Begin Supplied records
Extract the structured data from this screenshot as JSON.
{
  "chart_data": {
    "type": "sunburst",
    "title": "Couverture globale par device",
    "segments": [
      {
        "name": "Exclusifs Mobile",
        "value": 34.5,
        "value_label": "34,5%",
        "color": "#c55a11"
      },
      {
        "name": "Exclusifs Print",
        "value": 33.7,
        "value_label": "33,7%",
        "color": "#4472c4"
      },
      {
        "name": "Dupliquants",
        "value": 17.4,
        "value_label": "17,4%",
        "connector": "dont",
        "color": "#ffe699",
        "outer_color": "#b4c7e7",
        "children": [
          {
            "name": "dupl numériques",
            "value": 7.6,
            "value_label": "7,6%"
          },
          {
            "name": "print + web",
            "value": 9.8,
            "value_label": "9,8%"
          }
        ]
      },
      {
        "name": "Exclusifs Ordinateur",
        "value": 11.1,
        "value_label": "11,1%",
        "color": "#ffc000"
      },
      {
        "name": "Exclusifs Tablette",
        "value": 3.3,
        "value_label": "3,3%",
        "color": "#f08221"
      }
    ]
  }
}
End Supplied records
> [What to work on]: Copy every record exactly as presented.

> [Task output]:
Extract the structured data from this screenshot as JSON.
{
  "chart_data": {
    "type": "sunburst",
    "title": "Couverture globale par device",
    "segments": [
      {
        "name": "Exclusifs Mobile",
        "value": 34.5,
        "value_label": "34,5%",
        "color": "#c55a11"
      },
      {
        "name": "Exclusifs Print",
        "value": 33.7,
        "value_label": "33,7%",
        "color": "#4472c4"
      },
      {
        "name": "Dupliquants",
        "value": 17.4,
        "value_label": "17,4%",
        "connector": "dont",
        "color": "#ffe699",
        "outer_color": "#b4c7e7",
        "children": [
          {
            "name": "dupl numériques",
            "value": 7.6,
            "value_label": "7,6%"
          },
          {
            "name": "print + web",
            "value": 9.8,
            "value_label": "9,8%"
          }
        ]
      },
      {
        "name": "Exclusifs Ordinateur",
        "value": 11.1,
        "value_label": "11,1%",
        "color": "#ffc000"
      },
      {
        "name": "Exclusifs Tablette",
        "value": 3.3,
        "value_label": "3,3%",
        "color": "#f08221"
      }
    ]
  }
}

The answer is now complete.